■ To do:
Edit the stretch of the Iceberg announcement from "The general availability covers" through "intelligence patterns, respectively." and write it out again with "analysts" replaced by "engineers".

---- Document

By Guest Authors: Bill Zhang, Peter Ableda, Shaun Ahmadian and Manish Maheshwari
In June 2022, Cloudera announced the general availability of Apache Iceberg in the Cloudera Data Platform (CDP). Iceberg is a 100% open-table format, developed through the Apache Software Foundation, which helps users avoid vendor lock-in and implement an open lakehouse.
The general availability covers Iceberg running within some of the key data services in CDP, including Cloudera Data Warehouse (CDW), Cloudera Data Engineering (CDE), and Cloudera Machine Learning (CML). These connections empower analysts and data scientists to easily collaborate on the same data, with their choice of tools and engines. No more lock-in, unnecessary data transformations, or data movement across tools and clouds just to extract insights out of the data.
With Iceberg in CDP, you can benefit from the following key features:
- CDE and CDW support Apache Iceberg: Run queries in CDE and CDW following Spark ETL and Impala business intelligence patterns, respectively.
- Exploratory data science and visualization: Access Iceberg tables through auto-discovered CDW connection in CML projects.
- Rich set of SQL (query, DDL, DML) commands: Create or manipulate database objects, run queries, load and modify data, perform time travel operation, and convert Hive external tables to Iceberg tables using SQL commands developed for CDW and CDE.
- Time Travel: Reproduce a query as of a given time or snapshot ID, which can be used for historical audits and rollback of erroneous operations, as an example.
- In-place table (schema, partition) evolution: Evolve Iceberg table schema and partition layouts without costly distractions, such as rewriting table data or migrating to a new table.

--------
---- Provided material

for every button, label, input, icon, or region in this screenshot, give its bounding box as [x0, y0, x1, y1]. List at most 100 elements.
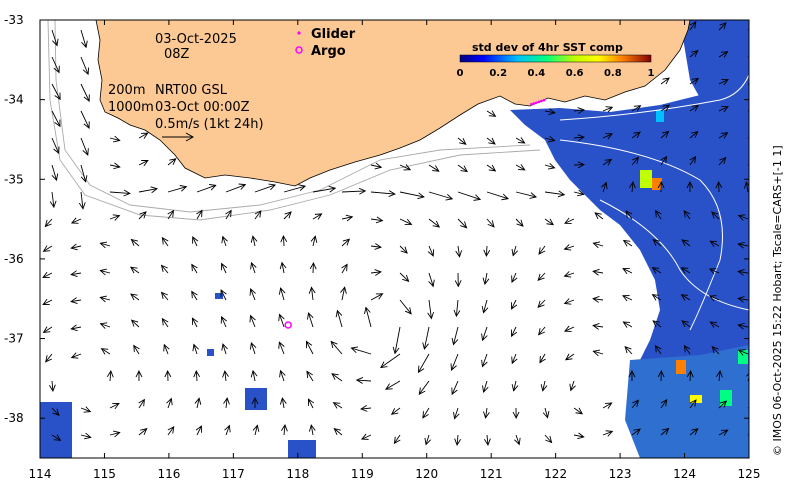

--------

■ Written answer:
The general availability covers Iceberg running within some of the key data services in CDP, including Cloudera Data Warehouse (CDW), Cloudera Data Engineering (CDE), and Cloudera Machine Learning (CML). These connections empower engineers and data scientists to easily collaborate on the same data, with their choice of tools and engines. No more lock-in, unnecessary data transformations, or data movement across tools and clouds just to extract insights out of the data.
With Iceberg in CDP, you can benefit from the following key features:
- CDE and CDW support Apache Iceberg: Run queries in CDE and CDW following Spark ETL and Impala business intelligence patterns, respectively.